TASK DESCRIPTION: Reproduce every one of the records below verbatim, keeping each line unchanged.

--- start of STORED RECORDS ---

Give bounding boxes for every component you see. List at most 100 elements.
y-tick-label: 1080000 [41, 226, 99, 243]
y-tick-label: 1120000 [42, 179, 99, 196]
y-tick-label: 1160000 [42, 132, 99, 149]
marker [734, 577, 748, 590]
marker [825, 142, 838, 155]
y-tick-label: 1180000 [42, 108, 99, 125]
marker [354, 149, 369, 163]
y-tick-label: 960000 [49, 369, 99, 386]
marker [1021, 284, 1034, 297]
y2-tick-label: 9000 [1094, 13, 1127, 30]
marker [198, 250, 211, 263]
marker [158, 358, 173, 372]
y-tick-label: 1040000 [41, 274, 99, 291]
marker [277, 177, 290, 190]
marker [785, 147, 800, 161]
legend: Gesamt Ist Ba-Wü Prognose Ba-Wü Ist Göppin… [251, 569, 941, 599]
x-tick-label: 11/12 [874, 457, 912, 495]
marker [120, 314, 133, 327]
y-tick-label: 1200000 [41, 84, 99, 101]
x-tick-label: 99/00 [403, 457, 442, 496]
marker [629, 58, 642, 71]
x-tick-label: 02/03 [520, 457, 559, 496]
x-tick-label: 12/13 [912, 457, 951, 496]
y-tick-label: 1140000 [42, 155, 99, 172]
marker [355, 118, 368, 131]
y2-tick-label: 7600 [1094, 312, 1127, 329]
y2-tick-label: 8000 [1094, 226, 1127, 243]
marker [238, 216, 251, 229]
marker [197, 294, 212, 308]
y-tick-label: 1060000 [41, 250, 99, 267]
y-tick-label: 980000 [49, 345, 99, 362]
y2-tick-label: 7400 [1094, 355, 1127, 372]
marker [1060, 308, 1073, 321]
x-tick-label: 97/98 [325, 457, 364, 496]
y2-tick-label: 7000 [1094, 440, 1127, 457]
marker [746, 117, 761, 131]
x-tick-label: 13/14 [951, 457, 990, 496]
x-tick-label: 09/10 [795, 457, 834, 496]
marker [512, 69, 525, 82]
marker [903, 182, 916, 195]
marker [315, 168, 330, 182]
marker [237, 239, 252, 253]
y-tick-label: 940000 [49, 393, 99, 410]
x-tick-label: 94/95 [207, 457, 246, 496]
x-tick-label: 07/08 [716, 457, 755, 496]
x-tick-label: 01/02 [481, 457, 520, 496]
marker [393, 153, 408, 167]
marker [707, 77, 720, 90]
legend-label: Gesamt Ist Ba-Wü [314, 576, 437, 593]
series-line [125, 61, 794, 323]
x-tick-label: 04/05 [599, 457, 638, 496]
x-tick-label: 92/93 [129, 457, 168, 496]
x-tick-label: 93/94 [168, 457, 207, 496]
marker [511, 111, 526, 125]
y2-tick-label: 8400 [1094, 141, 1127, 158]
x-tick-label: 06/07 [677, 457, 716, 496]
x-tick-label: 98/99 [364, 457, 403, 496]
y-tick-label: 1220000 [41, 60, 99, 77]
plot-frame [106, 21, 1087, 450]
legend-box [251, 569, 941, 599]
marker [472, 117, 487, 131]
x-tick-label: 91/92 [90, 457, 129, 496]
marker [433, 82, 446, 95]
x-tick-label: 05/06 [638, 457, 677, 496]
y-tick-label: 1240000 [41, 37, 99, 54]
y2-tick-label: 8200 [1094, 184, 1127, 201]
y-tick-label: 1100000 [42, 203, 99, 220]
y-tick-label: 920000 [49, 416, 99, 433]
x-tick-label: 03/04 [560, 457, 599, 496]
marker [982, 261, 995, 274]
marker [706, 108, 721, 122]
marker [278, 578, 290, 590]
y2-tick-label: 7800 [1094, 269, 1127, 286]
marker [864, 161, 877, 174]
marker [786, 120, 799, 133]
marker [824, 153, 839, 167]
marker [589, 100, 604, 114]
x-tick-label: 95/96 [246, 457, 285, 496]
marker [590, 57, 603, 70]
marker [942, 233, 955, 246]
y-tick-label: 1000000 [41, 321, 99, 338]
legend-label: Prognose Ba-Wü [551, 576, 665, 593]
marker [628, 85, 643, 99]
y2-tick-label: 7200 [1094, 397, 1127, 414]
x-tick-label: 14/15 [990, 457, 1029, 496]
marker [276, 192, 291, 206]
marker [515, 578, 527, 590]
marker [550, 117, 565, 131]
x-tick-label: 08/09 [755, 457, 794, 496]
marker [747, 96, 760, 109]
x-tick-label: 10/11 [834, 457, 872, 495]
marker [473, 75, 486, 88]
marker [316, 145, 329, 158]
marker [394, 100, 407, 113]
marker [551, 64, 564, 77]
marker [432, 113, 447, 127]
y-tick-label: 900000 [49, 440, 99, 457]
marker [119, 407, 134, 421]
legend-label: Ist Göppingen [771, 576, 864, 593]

--- end of STORED RECORDS ---

EXERCISE ANSWER:
Give bounding boxes for every component you see. List at most 100 elements.
y-tick-label: 1080000 [41, 226, 99, 243]
y-tick-label: 1120000 [42, 179, 99, 196]
y-tick-label: 1160000 [42, 132, 99, 149]
marker [734, 577, 748, 590]
marker [825, 142, 838, 155]
y-tick-label: 1180000 [42, 108, 99, 125]
marker [354, 149, 369, 163]
y-tick-label: 960000 [49, 369, 99, 386]
marker [1021, 284, 1034, 297]
y2-tick-label: 9000 [1094, 13, 1127, 30]
marker [198, 250, 211, 263]
marker [158, 358, 173, 372]
y-tick-label: 1040000 [41, 274, 99, 291]
marker [277, 177, 290, 190]
marker [785, 147, 800, 161]
legend: Gesamt Ist Ba-Wü Prognose Ba-Wü Ist Göppin… [251, 569, 941, 599]
x-tick-label: 11/12 [874, 457, 912, 495]
marker [120, 314, 133, 327]
y-tick-label: 1200000 [41, 84, 99, 101]
x-tick-label: 99/00 [403, 457, 442, 496]
marker [629, 58, 642, 71]
x-tick-label: 02/03 [520, 457, 559, 496]
x-tick-label: 12/13 [912, 457, 951, 496]
y-tick-label: 1140000 [42, 155, 99, 172]
marker [355, 118, 368, 131]
y2-tick-label: 7600 [1094, 312, 1127, 329]
y2-tick-label: 8000 [1094, 226, 1127, 243]
marker [238, 216, 251, 229]
marker [197, 294, 212, 308]
y-tick-label: 1060000 [41, 250, 99, 267]
y-tick-label: 980000 [49, 345, 99, 362]
y2-tick-label: 7400 [1094, 355, 1127, 372]
marker [1060, 308, 1073, 321]
x-tick-label: 97/98 [325, 457, 364, 496]
y2-tick-label: 7000 [1094, 440, 1127, 457]
marker [746, 117, 761, 131]
x-tick-label: 13/14 [951, 457, 990, 496]
x-tick-label: 09/10 [795, 457, 834, 496]
marker [512, 69, 525, 82]
marker [903, 182, 916, 195]
marker [315, 168, 330, 182]
marker [237, 239, 252, 253]
y-tick-label: 940000 [49, 393, 99, 410]
x-tick-label: 94/95 [207, 457, 246, 496]
x-tick-label: 07/08 [716, 457, 755, 496]
x-tick-label: 01/02 [481, 457, 520, 496]
marker [393, 153, 408, 167]
marker [707, 77, 720, 90]
legend-label: Gesamt Ist Ba-Wü [314, 576, 437, 593]
series-line [125, 61, 794, 323]
x-tick-label: 04/05 [599, 457, 638, 496]
x-tick-label: 92/93 [129, 457, 168, 496]
x-tick-label: 93/94 [168, 457, 207, 496]
marker [511, 111, 526, 125]
y2-tick-label: 8400 [1094, 141, 1127, 158]
x-tick-label: 06/07 [677, 457, 716, 496]
x-tick-label: 98/99 [364, 457, 403, 496]
y-tick-label: 1220000 [41, 60, 99, 77]
plot-frame [106, 21, 1087, 450]
legend-box [251, 569, 941, 599]
marker [472, 117, 487, 131]
x-tick-label: 91/92 [90, 457, 129, 496]
marker [433, 82, 446, 95]
x-tick-label: 05/06 [638, 457, 677, 496]
y-tick-label: 1240000 [41, 37, 99, 54]
y2-tick-label: 8200 [1094, 184, 1127, 201]
y-tick-label: 1100000 [42, 203, 99, 220]
y-tick-label: 920000 [49, 416, 99, 433]
x-tick-label: 03/04 [560, 457, 599, 496]
marker [982, 261, 995, 274]
marker [706, 108, 721, 122]
marker [278, 578, 290, 590]
y2-tick-label: 7800 [1094, 269, 1127, 286]
marker [864, 161, 877, 174]
marker [786, 120, 799, 133]
marker [824, 153, 839, 167]
marker [589, 100, 604, 114]
x-tick-label: 95/96 [246, 457, 285, 496]
marker [590, 57, 603, 70]
marker [942, 233, 955, 246]
y-tick-label: 1000000 [41, 321, 99, 338]
legend-label: Prognose Ba-Wü [551, 576, 665, 593]
marker [628, 85, 643, 99]
y2-tick-label: 7200 [1094, 397, 1127, 414]
x-tick-label: 14/15 [990, 457, 1029, 496]
marker [276, 192, 291, 206]
marker [515, 578, 527, 590]
marker [550, 117, 565, 131]
x-tick-label: 08/09 [755, 457, 794, 496]
marker [747, 96, 760, 109]
x-tick-label: 10/11 [834, 457, 872, 495]
marker [473, 75, 486, 88]
marker [316, 145, 329, 158]
marker [394, 100, 407, 113]
marker [551, 64, 564, 77]
marker [432, 113, 447, 127]
y-tick-label: 900000 [49, 440, 99, 457]
marker [119, 407, 134, 421]
legend-label: Ist Göppingen [771, 576, 864, 593]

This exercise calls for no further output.